ENTRÉES RÉPERTORIÉES:
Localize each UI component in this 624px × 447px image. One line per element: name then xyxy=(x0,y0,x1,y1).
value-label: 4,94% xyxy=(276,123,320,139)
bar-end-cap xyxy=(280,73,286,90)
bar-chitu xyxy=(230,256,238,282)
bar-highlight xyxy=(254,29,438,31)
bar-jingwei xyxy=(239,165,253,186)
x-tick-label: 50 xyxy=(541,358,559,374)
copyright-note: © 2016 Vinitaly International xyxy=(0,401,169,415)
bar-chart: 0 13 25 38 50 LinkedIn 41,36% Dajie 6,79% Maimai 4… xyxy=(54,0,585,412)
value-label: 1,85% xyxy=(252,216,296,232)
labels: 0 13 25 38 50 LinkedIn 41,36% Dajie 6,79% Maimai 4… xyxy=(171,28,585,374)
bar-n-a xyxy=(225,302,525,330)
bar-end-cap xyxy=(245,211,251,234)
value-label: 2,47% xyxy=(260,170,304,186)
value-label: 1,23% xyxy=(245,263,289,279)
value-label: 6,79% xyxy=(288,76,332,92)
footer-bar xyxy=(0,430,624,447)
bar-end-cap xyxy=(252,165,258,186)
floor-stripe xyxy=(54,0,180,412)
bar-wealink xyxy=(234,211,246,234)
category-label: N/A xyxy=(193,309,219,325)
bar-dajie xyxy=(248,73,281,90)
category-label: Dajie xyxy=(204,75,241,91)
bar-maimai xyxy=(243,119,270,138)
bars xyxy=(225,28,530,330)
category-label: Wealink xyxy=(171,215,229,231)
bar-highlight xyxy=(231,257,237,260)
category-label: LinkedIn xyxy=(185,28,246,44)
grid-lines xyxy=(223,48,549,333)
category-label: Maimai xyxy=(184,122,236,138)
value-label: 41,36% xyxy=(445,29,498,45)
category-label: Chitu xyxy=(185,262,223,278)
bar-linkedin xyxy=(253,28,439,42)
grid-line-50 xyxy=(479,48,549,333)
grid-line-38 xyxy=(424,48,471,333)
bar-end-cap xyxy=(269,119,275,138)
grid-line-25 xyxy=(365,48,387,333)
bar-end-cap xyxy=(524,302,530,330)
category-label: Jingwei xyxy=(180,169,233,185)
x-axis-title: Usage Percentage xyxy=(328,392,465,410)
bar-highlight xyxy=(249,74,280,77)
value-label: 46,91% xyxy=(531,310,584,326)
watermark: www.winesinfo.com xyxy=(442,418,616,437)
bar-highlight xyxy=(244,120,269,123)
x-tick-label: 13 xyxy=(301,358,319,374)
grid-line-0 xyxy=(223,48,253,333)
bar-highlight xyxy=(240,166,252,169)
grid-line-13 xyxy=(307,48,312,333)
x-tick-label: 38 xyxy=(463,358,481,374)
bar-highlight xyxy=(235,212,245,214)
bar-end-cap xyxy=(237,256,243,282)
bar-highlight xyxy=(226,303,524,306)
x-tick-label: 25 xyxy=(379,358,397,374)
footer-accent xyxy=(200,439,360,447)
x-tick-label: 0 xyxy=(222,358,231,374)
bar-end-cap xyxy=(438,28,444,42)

OBJECTIF: Recopiez à l'identique chacune des lignes des enregistrements ci-dessus, sans en omettre aucune.

RÉPONSE:
Localize each UI component in this 624px × 447px image. One line per element: name then xyxy=(x0,y0,x1,y1).
value-label: 4,94% xyxy=(276,123,320,139)
bar-end-cap xyxy=(280,73,286,90)
bar-chitu xyxy=(230,256,238,282)
bar-highlight xyxy=(254,29,438,31)
bar-jingwei xyxy=(239,165,253,186)
x-tick-label: 50 xyxy=(541,358,559,374)
copyright-note: © 2016 Vinitaly International xyxy=(0,401,169,415)
bar-chart: 0 13 25 38 50 LinkedIn 41,36% Dajie 6,79% Maimai 4… xyxy=(54,0,585,412)
value-label: 1,85% xyxy=(252,216,296,232)
labels: 0 13 25 38 50 LinkedIn 41,36% Dajie 6,79% Maimai 4… xyxy=(171,28,585,374)
bar-n-a xyxy=(225,302,525,330)
bar-end-cap xyxy=(245,211,251,234)
value-label: 2,47% xyxy=(260,170,304,186)
value-label: 1,23% xyxy=(245,263,289,279)
value-label: 6,79% xyxy=(288,76,332,92)
footer-bar xyxy=(0,430,624,447)
bar-end-cap xyxy=(252,165,258,186)
floor-stripe xyxy=(54,0,180,412)
bar-wealink xyxy=(234,211,246,234)
category-label: N/A xyxy=(193,309,219,325)
bar-dajie xyxy=(248,73,281,90)
category-label: Dajie xyxy=(204,75,241,91)
bar-maimai xyxy=(243,119,270,138)
bars xyxy=(225,28,530,330)
category-label: Wealink xyxy=(171,215,229,231)
bar-highlight xyxy=(231,257,237,260)
category-label: LinkedIn xyxy=(185,28,246,44)
grid-lines xyxy=(223,48,549,333)
category-label: Maimai xyxy=(184,122,236,138)
value-label: 41,36% xyxy=(445,29,498,45)
category-label: Chitu xyxy=(185,262,223,278)
bar-linkedin xyxy=(253,28,439,42)
grid-line-50 xyxy=(479,48,549,333)
grid-line-38 xyxy=(424,48,471,333)
bar-end-cap xyxy=(269,119,275,138)
grid-line-25 xyxy=(365,48,387,333)
bar-end-cap xyxy=(524,302,530,330)
category-label: Jingwei xyxy=(180,169,233,185)
x-axis-title: Usage Percentage xyxy=(328,392,465,410)
bar-highlight xyxy=(249,74,280,77)
value-label: 46,91% xyxy=(531,310,584,326)
watermark: www.winesinfo.com xyxy=(442,418,616,437)
bar-highlight xyxy=(244,120,269,123)
x-tick-label: 13 xyxy=(301,358,319,374)
grid-line-0 xyxy=(223,48,253,333)
bar-highlight xyxy=(240,166,252,169)
grid-line-13 xyxy=(307,48,312,333)
x-tick-label: 38 xyxy=(463,358,481,374)
bar-highlight xyxy=(235,212,245,214)
bar-end-cap xyxy=(237,256,243,282)
bar-highlight xyxy=(226,303,524,306)
x-tick-label: 25 xyxy=(379,358,397,374)
footer-accent xyxy=(200,439,360,447)
x-tick-label: 0 xyxy=(222,358,231,374)
bar-end-cap xyxy=(438,28,444,42)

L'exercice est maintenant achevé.